>> start
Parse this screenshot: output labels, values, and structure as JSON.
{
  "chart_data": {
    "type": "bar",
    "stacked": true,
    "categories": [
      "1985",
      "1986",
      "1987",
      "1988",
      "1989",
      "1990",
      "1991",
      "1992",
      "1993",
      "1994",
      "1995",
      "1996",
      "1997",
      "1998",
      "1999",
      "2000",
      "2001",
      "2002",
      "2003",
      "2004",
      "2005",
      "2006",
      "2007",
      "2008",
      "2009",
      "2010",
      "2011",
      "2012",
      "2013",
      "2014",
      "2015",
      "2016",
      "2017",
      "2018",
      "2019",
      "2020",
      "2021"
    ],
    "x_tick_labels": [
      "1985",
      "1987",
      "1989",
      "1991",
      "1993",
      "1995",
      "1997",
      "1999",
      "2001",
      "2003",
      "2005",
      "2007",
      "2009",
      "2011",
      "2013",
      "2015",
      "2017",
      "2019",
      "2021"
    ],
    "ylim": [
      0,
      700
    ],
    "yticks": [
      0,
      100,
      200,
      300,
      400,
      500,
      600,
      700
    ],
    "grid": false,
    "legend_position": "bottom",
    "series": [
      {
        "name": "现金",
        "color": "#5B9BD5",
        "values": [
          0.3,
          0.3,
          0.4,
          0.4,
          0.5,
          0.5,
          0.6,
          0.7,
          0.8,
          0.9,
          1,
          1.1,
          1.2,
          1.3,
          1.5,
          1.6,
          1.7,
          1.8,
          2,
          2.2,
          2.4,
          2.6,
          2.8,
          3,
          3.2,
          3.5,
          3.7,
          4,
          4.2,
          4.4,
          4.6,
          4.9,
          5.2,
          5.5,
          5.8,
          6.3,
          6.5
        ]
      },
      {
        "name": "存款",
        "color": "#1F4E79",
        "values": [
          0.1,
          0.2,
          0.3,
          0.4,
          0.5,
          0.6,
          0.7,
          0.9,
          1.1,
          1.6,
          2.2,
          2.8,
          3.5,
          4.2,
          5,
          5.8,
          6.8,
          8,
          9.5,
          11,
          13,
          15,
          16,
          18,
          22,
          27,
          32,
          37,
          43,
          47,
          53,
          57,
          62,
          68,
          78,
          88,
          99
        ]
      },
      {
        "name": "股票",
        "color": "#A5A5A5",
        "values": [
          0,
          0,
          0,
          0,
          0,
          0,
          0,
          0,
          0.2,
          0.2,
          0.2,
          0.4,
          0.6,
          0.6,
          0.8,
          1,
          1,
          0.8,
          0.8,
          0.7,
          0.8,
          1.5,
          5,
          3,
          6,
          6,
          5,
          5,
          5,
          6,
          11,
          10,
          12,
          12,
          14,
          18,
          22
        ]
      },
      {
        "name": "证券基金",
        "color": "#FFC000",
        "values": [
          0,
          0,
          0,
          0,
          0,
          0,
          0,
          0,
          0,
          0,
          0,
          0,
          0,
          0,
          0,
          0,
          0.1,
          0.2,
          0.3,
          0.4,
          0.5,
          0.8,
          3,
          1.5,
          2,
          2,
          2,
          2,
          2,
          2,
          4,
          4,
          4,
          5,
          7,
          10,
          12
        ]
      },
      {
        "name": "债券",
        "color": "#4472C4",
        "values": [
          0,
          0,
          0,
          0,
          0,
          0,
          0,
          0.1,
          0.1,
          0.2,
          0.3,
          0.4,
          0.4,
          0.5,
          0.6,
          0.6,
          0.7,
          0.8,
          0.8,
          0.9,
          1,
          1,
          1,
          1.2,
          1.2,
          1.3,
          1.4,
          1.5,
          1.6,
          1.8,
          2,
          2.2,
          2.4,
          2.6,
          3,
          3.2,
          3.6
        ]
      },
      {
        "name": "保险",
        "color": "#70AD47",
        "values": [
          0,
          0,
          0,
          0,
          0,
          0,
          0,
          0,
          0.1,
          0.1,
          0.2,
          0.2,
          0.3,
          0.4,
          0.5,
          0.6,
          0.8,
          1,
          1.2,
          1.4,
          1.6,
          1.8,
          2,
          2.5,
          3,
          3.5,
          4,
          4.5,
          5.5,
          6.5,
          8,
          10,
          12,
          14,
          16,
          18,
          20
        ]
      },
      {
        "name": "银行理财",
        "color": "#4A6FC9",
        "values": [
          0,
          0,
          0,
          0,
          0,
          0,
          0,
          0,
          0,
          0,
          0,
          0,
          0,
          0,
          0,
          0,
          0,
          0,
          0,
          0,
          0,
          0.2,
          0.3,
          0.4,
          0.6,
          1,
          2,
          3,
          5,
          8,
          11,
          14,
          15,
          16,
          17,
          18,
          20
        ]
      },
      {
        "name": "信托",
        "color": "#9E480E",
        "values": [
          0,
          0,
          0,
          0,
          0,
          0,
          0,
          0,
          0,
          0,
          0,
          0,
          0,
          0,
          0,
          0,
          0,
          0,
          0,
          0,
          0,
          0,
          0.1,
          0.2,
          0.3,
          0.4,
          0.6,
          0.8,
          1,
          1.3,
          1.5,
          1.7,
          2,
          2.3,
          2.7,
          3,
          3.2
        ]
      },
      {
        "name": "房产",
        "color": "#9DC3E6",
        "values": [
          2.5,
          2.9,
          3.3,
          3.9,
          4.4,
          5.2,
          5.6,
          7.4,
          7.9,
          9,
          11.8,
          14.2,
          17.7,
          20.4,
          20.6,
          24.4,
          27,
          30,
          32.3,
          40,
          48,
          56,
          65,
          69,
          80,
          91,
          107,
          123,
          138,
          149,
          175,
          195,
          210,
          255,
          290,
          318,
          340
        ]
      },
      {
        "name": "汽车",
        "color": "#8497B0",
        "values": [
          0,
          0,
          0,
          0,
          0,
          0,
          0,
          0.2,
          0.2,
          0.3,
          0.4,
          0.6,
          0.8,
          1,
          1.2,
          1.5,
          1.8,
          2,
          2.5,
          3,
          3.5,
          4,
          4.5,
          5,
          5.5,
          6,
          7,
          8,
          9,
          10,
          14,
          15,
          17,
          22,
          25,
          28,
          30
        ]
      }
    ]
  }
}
>> end
WRITTEN TASK: The full set of records should be duplicated exactly.

ANSWER TO THIS PROBLEM:
Parse this screenshot: output labels, values, and structure as JSON.
{
  "chart_data": {
    "type": "bar",
    "stacked": true,
    "categories": [
      "1985",
      "1986",
      "1987",
      "1988",
      "1989",
      "1990",
      "1991",
      "1992",
      "1993",
      "1994",
      "1995",
      "1996",
      "1997",
      "1998",
      "1999",
      "2000",
      "2001",
      "2002",
      "2003",
      "2004",
      "2005",
      "2006",
      "2007",
      "2008",
      "2009",
      "2010",
      "2011",
      "2012",
      "2013",
      "2014",
      "2015",
      "2016",
      "2017",
      "2018",
      "2019",
      "2020",
      "2021"
    ],
    "x_tick_labels": [
      "1985",
      "1987",
      "1989",
      "1991",
      "1993",
      "1995",
      "1997",
      "1999",
      "2001",
      "2003",
      "2005",
      "2007",
      "2009",
      "2011",
      "2013",
      "2015",
      "2017",
      "2019",
      "2021"
    ],
    "ylim": [
      0,
      700
    ],
    "yticks": [
      0,
      100,
      200,
      300,
      400,
      500,
      600,
      700
    ],
    "grid": false,
    "legend_position": "bottom",
    "series": [
      {
        "name": "现金",
        "color": "#5B9BD5",
        "values": [
          0.3,
          0.3,
          0.4,
          0.4,
          0.5,
          0.5,
          0.6,
          0.7,
          0.8,
          0.9,
          1,
          1.1,
          1.2,
          1.3,
          1.5,
          1.6,
          1.7,
          1.8,
          2,
          2.2,
          2.4,
          2.6,
          2.8,
          3,
          3.2,
          3.5,
          3.7,
          4,
          4.2,
          4.4,
          4.6,
          4.9,
          5.2,
          5.5,
          5.8,
          6.3,
          6.5
        ]
      },
      {
        "name": "存款",
        "color": "#1F4E79",
        "values": [
          0.1,
          0.2,
          0.3,
          0.4,
          0.5,
          0.6,
          0.7,
          0.9,
          1.1,
          1.6,
          2.2,
          2.8,
          3.5,
          4.2,
          5,
          5.8,
          6.8,
          8,
          9.5,
          11,
          13,
          15,
          16,
          18,
          22,
          27,
          32,
          37,
          43,
          47,
          53,
          57,
          62,
          68,
          78,
          88,
          99
        ]
      },
      {
        "name": "股票",
        "color": "#A5A5A5",
        "values": [
          0,
          0,
          0,
          0,
          0,
          0,
          0,
          0,
          0.2,
          0.2,
          0.2,
          0.4,
          0.6,
          0.6,
          0.8,
          1,
          1,
          0.8,
          0.8,
          0.7,
          0.8,
          1.5,
          5,
          3,
          6,
          6,
          5,
          5,
          5,
          6,
          11,
          10,
          12,
          12,
          14,
          18,
          22
        ]
      },
      {
        "name": "证券基金",
        "color": "#FFC000",
        "values": [
          0,
          0,
          0,
          0,
          0,
          0,
          0,
          0,
          0,
          0,
          0,
          0,
          0,
          0,
          0,
          0,
          0.1,
          0.2,
          0.3,
          0.4,
          0.5,
          0.8,
          3,
          1.5,
          2,
          2,
          2,
          2,
          2,
          2,
          4,
          4,
          4,
          5,
          7,
          10,
          12
        ]
      },
      {
        "name": "债券",
        "color": "#4472C4",
        "values": [
          0,
          0,
          0,
          0,
          0,
          0,
          0,
          0.1,
          0.1,
          0.2,
          0.3,
          0.4,
          0.4,
          0.5,
          0.6,
          0.6,
          0.7,
          0.8,
          0.8,
          0.9,
          1,
          1,
          1,
          1.2,
          1.2,
          1.3,
          1.4,
          1.5,
          1.6,
          1.8,
          2,
          2.2,
          2.4,
          2.6,
          3,
          3.2,
          3.6
        ]
      },
      {
        "name": "保险",
        "color": "#70AD47",
        "values": [
          0,
          0,
          0,
          0,
          0,
          0,
          0,
          0,
          0.1,
          0.1,
          0.2,
          0.2,
          0.3,
          0.4,
          0.5,
          0.6,
          0.8,
          1,
          1.2,
          1.4,
          1.6,
          1.8,
          2,
          2.5,
          3,
          3.5,
          4,
          4.5,
          5.5,
          6.5,
          8,
          10,
          12,
          14,
          16,
          18,
          20
        ]
      },
      {
        "name": "银行理财",
        "color": "#4A6FC9",
        "values": [
          0,
          0,
          0,
          0,
          0,
          0,
          0,
          0,
          0,
          0,
          0,
          0,
          0,
          0,
          0,
          0,
          0,
          0,
          0,
          0,
          0,
          0.2,
          0.3,
          0.4,
          0.6,
          1,
          2,
          3,
          5,
          8,
          11,
          14,
          15,
          16,
          17,
          18,
          20
        ]
      },
      {
        "name": "信托",
        "color": "#9E480E",
        "values": [
          0,
          0,
          0,
          0,
          0,
          0,
          0,
          0,
          0,
          0,
          0,
          0,
          0,
          0,
          0,
          0,
          0,
          0,
          0,
          0,
          0,
          0,
          0.1,
          0.2,
          0.3,
          0.4,
          0.6,
          0.8,
          1,
          1.3,
          1.5,
          1.7,
          2,
          2.3,
          2.7,
          3,
          3.2
        ]
      },
      {
        "name": "房产",
        "color": "#9DC3E6",
        "values": [
          2.5,
          2.9,
          3.3,
          3.9,
          4.4,
          5.2,
          5.6,
          7.4,
          7.9,
          9,
          11.8,
          14.2,
          17.7,
          20.4,
          20.6,
          24.4,
          27,
          30,
          32.3,
          40,
          48,
          56,
          65,
          69,
          80,
          91,
          107,
          123,
          138,
          149,
          175,
          195,
          210,
          255,
          290,
          318,
          340
        ]
      },
      {
        "name": "汽车",
        "color": "#8497B0",
        "values": [
          0,
          0,
          0,
          0,
          0,
          0,
          0,
          0.2,
          0.2,
          0.3,
          0.4,
          0.6,
          0.8,
          1,
          1.2,
          1.5,
          1.8,
          2,
          2.5,
          3,
          3.5,
          4,
          4.5,
          5,
          5.5,
          6,
          7,
          8,
          9,
          10,
          14,
          15,
          17,
          22,
          25,
          28,
          30
        ]
      }
    ]
  }
}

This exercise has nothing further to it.